>> start TASK INPUT

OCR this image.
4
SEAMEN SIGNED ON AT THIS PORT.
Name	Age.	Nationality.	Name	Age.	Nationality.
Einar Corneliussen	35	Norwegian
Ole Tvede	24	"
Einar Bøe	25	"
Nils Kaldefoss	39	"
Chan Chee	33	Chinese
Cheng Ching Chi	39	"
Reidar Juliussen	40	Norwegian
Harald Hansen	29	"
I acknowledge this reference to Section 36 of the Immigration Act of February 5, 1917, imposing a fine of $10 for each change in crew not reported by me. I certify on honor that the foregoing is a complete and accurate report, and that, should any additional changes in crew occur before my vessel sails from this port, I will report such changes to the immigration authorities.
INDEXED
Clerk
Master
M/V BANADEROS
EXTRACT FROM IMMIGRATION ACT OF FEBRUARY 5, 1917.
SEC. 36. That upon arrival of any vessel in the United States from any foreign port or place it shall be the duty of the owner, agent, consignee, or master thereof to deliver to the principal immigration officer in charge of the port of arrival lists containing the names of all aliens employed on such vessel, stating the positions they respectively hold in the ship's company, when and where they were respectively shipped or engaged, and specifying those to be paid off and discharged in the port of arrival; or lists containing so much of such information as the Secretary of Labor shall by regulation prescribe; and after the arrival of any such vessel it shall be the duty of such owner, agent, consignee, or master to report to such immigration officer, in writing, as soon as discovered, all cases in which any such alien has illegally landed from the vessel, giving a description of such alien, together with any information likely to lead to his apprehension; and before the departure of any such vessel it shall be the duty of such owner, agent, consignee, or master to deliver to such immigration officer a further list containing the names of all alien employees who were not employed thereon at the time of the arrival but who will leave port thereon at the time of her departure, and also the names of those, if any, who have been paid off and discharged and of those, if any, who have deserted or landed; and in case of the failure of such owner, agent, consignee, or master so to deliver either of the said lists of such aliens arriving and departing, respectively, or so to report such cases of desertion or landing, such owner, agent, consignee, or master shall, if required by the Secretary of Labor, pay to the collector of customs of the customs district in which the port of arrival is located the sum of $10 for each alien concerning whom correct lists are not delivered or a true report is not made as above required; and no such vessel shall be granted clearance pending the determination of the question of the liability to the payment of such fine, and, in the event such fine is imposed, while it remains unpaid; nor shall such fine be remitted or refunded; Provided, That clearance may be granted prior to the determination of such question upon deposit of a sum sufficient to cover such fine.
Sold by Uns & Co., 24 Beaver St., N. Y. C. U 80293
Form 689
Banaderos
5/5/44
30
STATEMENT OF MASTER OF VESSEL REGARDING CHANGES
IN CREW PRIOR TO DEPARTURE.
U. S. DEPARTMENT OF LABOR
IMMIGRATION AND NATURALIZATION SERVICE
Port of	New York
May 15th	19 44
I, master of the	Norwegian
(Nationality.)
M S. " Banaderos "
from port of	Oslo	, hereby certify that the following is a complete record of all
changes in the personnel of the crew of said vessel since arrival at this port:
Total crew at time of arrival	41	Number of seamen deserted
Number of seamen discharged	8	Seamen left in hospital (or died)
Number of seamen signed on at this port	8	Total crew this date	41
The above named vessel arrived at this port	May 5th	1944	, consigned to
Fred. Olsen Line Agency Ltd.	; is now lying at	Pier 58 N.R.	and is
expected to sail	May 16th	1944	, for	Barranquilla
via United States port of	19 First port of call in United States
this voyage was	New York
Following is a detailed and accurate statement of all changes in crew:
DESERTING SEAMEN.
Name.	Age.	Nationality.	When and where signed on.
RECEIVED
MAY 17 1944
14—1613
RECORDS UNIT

>> end TASK INPUT

Read the data above. Pull out each line in which the string "Total" appears.

THE RESPONSE:
Total crew at time of arrival	41	Number of seamen deserted
Number of seamen signed on at this port	8	Total crew this date	41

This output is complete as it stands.